» Required work
Work out how many lines of the records hold the string "хозяйства", and reply with that number alone.

───── Extracted material

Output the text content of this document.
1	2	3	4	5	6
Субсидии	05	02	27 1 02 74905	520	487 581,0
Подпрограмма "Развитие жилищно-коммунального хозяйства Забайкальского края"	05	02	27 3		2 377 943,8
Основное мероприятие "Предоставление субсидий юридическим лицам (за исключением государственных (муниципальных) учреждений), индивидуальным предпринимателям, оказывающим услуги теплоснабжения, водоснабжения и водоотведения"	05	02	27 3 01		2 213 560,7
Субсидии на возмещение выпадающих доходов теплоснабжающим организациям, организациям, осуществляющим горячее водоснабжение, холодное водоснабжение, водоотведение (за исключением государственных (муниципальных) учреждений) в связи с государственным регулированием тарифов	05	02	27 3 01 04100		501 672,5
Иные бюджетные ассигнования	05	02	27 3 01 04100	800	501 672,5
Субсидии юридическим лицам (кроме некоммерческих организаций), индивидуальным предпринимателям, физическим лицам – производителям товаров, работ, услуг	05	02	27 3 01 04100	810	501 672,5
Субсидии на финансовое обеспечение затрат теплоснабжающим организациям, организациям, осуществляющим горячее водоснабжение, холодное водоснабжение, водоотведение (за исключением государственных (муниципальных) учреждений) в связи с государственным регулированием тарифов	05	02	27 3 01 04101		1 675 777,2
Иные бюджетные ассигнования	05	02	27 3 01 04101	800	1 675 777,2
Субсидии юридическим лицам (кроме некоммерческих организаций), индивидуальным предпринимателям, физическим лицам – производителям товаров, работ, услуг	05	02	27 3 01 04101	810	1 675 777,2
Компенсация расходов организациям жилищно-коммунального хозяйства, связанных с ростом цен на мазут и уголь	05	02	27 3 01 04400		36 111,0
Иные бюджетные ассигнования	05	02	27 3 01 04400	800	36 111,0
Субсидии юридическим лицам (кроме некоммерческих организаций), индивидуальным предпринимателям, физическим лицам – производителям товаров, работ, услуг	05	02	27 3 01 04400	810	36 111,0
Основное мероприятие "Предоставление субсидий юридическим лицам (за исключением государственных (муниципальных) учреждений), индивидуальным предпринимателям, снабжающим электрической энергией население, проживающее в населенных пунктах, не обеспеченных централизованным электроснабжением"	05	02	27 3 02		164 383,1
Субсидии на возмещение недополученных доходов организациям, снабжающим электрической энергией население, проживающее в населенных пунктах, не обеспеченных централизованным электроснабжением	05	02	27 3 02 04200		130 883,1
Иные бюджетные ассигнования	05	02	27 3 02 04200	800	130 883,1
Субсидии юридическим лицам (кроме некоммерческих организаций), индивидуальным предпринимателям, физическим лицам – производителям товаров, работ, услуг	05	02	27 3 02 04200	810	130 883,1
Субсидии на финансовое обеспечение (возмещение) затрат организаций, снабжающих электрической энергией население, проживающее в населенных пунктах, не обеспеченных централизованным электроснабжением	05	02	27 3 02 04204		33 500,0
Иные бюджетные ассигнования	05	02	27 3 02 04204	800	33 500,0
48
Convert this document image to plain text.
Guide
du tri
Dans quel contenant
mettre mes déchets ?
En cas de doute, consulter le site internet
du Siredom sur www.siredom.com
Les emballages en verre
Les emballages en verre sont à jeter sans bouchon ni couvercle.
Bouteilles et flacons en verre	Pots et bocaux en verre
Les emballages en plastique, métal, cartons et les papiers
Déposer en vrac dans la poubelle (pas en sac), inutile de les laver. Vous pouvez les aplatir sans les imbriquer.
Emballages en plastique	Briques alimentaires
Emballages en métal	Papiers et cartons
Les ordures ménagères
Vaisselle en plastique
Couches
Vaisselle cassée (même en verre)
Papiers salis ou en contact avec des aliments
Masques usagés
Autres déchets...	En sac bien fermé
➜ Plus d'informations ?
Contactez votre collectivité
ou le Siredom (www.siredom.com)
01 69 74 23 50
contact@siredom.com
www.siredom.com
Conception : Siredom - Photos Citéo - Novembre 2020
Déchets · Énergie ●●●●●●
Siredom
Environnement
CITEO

──────────

» Answer in full
2